- Exercise details -
From the entries below, gather each line containing the word "adresy".

- Data records -
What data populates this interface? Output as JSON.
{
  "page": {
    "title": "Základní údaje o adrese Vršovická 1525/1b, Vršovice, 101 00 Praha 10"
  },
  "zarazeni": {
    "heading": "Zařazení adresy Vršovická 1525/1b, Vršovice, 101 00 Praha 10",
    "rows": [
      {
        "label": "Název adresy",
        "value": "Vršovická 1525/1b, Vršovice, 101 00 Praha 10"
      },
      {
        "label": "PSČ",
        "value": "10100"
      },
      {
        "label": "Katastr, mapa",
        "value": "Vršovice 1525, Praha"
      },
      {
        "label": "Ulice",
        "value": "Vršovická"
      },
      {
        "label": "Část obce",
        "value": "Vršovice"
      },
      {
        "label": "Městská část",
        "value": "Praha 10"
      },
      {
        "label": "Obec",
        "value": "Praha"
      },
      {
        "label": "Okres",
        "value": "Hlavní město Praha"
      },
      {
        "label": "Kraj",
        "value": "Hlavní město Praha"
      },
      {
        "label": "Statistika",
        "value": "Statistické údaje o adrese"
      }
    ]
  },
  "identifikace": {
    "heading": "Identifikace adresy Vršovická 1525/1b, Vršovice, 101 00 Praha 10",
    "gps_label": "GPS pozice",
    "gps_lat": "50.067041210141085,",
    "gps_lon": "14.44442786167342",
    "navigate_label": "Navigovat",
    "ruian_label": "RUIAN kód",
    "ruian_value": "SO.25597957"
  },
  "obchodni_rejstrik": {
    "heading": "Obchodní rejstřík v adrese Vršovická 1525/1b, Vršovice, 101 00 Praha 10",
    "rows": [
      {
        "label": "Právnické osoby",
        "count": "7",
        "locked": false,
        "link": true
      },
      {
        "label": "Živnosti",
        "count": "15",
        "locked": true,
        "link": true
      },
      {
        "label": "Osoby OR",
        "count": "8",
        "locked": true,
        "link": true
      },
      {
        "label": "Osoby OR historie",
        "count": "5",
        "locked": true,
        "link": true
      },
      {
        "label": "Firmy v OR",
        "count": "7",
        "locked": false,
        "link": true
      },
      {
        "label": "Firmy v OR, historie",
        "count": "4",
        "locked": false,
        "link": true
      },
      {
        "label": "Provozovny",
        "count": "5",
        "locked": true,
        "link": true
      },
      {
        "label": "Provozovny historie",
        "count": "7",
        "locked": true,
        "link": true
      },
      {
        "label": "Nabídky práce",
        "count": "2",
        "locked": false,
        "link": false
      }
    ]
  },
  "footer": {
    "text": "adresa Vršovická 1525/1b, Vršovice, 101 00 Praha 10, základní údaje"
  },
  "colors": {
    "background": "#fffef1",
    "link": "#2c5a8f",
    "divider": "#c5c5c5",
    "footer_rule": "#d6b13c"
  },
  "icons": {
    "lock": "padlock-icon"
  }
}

- Task solution -
    "heading": "Zařazení adresy Vršovická 1525/1b, Vršovice, 101 00 Praha 10",
        "label": "Název adresy",
    "heading": "Identifikace adresy Vršovická 1525/1b, Vršovice, 101 00 Praha 10",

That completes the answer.